### GOAL
For the data below, report the number of lines that contain the string "start" and nothing else.

### GIVEN RECORDS
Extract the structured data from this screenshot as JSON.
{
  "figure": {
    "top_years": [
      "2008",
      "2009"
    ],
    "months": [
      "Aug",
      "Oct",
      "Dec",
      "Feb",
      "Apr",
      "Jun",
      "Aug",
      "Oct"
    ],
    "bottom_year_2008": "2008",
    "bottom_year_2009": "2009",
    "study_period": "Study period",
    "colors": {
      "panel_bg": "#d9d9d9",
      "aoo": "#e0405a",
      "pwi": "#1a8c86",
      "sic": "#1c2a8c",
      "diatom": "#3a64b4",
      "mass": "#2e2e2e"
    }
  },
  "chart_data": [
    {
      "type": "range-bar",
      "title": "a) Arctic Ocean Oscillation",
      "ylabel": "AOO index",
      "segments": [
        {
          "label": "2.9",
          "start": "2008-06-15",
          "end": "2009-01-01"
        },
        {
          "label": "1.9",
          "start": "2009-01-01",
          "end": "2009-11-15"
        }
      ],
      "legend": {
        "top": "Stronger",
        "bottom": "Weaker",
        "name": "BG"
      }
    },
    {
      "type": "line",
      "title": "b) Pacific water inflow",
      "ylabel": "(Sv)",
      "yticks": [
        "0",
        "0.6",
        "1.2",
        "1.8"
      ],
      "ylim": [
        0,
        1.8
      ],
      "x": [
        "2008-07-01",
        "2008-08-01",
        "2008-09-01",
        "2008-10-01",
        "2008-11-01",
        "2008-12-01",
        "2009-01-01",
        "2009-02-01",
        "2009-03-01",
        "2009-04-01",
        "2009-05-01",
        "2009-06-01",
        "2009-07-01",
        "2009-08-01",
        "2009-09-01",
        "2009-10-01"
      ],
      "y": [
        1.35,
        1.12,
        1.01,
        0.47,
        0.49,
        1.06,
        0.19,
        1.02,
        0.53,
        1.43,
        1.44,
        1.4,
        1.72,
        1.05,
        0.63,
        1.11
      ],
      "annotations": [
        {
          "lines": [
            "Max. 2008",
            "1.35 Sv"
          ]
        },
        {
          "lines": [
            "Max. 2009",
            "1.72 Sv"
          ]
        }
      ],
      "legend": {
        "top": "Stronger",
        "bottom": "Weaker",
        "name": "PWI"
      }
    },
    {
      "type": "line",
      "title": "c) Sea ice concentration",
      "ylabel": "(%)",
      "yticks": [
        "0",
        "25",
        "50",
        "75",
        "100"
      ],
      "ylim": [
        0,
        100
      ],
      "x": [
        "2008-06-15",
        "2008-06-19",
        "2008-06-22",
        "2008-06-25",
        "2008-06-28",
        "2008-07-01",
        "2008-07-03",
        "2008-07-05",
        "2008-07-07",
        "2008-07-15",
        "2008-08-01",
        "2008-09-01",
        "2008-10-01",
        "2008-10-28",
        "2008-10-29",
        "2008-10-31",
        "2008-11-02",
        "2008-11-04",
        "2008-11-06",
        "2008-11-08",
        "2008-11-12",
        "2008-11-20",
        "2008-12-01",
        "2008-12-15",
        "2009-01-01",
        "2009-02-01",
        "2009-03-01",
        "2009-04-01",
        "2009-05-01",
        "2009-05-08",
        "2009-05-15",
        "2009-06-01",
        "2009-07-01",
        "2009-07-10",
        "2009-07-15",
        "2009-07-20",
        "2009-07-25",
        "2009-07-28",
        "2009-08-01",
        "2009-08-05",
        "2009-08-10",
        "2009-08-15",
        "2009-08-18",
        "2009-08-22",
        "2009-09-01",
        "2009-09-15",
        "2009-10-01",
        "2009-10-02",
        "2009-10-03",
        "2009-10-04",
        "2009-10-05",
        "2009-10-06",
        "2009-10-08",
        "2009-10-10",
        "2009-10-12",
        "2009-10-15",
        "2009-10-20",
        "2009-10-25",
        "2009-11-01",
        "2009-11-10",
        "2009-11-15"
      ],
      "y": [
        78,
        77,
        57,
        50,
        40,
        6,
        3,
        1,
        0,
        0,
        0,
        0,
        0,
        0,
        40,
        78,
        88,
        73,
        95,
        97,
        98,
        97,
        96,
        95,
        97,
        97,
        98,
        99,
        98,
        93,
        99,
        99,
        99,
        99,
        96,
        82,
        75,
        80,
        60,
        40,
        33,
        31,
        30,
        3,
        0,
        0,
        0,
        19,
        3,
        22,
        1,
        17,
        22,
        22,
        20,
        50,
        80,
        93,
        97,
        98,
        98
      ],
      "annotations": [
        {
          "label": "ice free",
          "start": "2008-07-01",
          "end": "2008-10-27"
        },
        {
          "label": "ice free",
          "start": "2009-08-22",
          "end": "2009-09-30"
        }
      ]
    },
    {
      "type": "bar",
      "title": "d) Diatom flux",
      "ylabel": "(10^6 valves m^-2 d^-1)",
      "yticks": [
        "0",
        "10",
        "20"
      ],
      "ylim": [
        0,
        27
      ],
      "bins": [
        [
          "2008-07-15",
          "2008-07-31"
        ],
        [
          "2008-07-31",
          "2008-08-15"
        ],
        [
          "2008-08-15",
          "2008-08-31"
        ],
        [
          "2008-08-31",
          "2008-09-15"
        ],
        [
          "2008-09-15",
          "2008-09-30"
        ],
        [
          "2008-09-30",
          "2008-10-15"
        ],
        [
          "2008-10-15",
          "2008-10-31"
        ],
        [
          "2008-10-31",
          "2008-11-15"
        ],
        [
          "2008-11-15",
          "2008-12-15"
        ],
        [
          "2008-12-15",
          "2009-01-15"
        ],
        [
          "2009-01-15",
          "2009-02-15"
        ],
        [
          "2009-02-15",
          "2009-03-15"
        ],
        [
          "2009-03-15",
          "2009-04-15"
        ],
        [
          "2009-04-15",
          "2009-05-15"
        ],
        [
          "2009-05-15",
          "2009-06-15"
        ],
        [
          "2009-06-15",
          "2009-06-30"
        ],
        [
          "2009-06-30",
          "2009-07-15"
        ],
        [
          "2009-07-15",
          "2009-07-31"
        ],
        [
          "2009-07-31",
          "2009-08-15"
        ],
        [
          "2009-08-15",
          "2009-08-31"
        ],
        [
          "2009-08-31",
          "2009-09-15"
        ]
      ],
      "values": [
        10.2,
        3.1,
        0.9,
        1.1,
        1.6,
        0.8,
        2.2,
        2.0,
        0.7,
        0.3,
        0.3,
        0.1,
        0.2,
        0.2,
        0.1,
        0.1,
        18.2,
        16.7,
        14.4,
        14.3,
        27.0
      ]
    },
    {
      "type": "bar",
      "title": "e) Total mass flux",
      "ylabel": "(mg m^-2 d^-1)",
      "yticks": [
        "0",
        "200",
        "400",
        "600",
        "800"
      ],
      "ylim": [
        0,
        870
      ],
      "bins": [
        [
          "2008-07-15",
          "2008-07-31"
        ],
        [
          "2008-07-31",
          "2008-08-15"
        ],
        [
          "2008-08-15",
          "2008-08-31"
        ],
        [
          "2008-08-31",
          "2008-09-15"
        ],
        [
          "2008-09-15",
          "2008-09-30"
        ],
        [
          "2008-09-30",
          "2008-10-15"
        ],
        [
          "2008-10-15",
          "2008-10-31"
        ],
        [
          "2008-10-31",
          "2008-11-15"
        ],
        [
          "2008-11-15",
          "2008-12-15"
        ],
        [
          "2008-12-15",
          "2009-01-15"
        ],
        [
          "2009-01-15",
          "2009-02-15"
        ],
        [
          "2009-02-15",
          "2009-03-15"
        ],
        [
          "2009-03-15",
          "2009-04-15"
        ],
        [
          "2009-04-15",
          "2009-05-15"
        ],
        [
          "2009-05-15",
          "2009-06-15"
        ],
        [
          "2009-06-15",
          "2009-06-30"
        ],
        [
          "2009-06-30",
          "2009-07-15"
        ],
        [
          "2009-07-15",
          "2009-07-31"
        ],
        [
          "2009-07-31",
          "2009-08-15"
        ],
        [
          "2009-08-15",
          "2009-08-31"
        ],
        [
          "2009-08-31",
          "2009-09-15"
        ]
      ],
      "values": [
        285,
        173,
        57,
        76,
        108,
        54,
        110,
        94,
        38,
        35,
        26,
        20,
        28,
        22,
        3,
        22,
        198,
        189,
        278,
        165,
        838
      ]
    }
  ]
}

### ANSWER FOR THIS EXERCISE
4